Exercise directions :: Copy out, from the data, each line containing the string "Visoko".

───

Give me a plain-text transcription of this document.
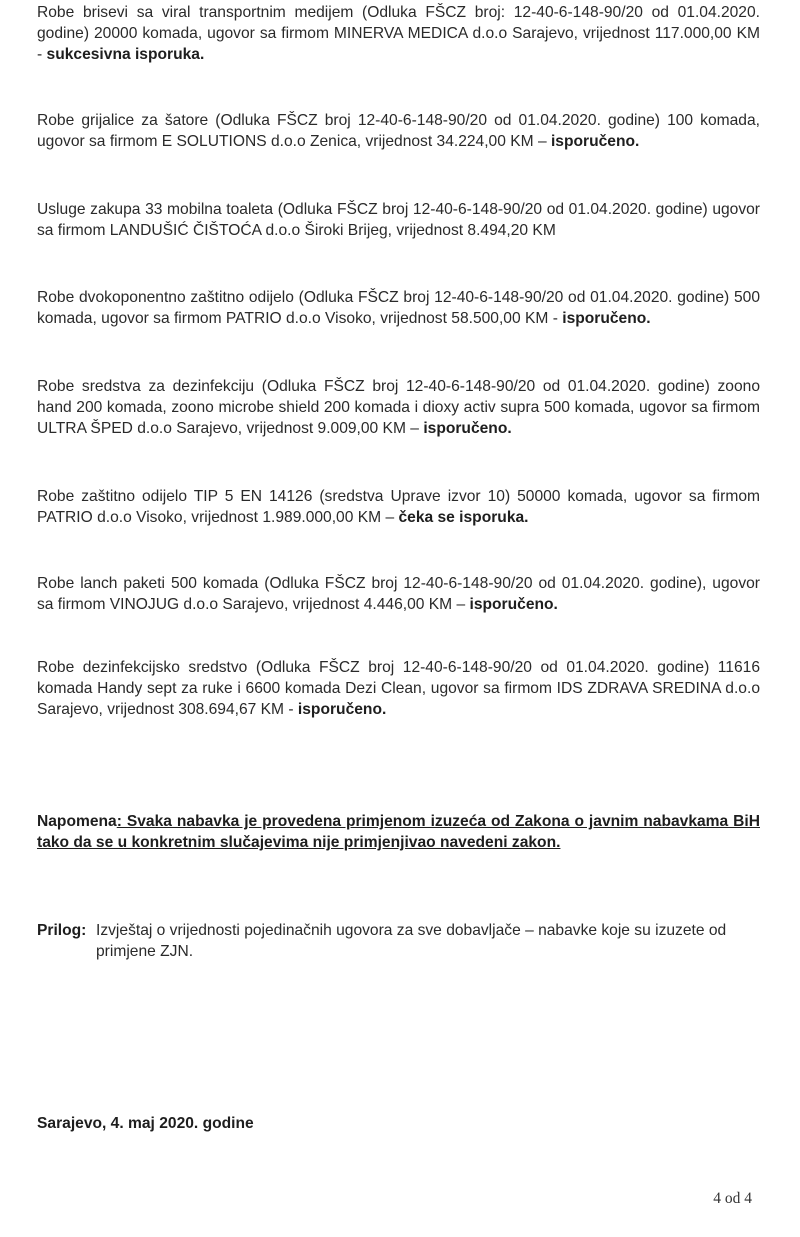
Robe brisevi sa viral transportnim medijem (Odluka FŠCZ broj: 12-40-6-148-90/20 od 01.04.2020. godine) 20000 komada, ugovor sa firmom MINERVA MEDICA d.o.o Sarajevo, vrijednost 117.000,00 KM - sukcesivna isporuka.
Robe grijalice za šatore (Odluka FŠCZ broj 12-40-6-148-90/20 od 01.04.2020. godine) 100 komada, ugovor sa firmom E SOLUTIONS d.o.o Zenica, vrijednost 34.224,00 KM – isporučeno.
Usluge zakupa 33 mobilna toaleta (Odluka FŠCZ broj 12-40-6-148-90/20 od 01.04.2020. godine) ugovor sa firmom LANDUŠIĆ ČIŠTOĆA d.o.o Široki Brijeg, vrijednost 8.494,20 KM
Robe dvokoponentno zaštitno odijelo (Odluka FŠCZ broj 12-40-6-148-90/20 od 01.04.2020. godine) 500 komada, ugovor sa firmom PATRIO d.o.o Visoko, vrijednost 58.500,00 KM - isporučeno.
Robe sredstva za dezinfekciju (Odluka FŠCZ broj 12-40-6-148-90/20 od 01.04.2020. godine) zoono hand 200 komada, zoono microbe shield 200 komada i dioxy activ supra 500 komada, ugovor sa firmom ULTRA ŠPED d.o.o Sarajevo, vrijednost 9.009,00 KM – isporučeno.
Robe zaštitno odijelo TIP 5 EN 14126 (sredstva Uprave izvor 10) 50000 komada, ugovor sa firmom PATRIO d.o.o Visoko, vrijednost 1.989.000,00 KM – čeka se isporuka.
Robe lanch paketi 500 komada (Odluka FŠCZ broj 12-40-6-148-90/20 od 01.04.2020. godine), ugovor sa firmom VINOJUG d.o.o Sarajevo, vrijednost 4.446,00 KM – isporučeno.
Robe dezinfekcijsko sredstvo (Odluka FŠCZ broj 12-40-6-148-90/20 od 01.04.2020. godine) 11616 komada Handy sept za ruke i 6600 komada Dezi Clean, ugovor sa firmom IDS ZDRAVA SREDINA d.o.o Sarajevo, vrijednost 308.694,67 KM - isporučeno.
Napomena: Svaka nabavka je provedena primjenom izuzeća od Zakona o javnim nabavkama BiH tako da se u konkretnim slučajevima nije primjenjivao navedeni zakon.
Prilog: Izvještaj o vrijednosti pojedinačnih ugovora za sve dobavljače – nabavke koje su izuzete od primjene ZJN.
Sarajevo, 4. maj 2020. godine
4 od 4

───

Written answer ::
Robe dvokoponentno zaštitno odijelo (Odluka FŠCZ broj 12-40-6-148-90/20 od 01.04.2020. godine) 500 komada, ugovor sa firmom PATRIO d.o.o Visoko, vrijednost 58.500,00 KM - isporučeno.
Robe zaštitno odijelo TIP 5 EN 14126 (sredstva Uprave izvor 10) 50000 komada, ugovor sa firmom PATRIO d.o.o Visoko, vrijednost 1.989.000,00 KM – čeka se isporuka.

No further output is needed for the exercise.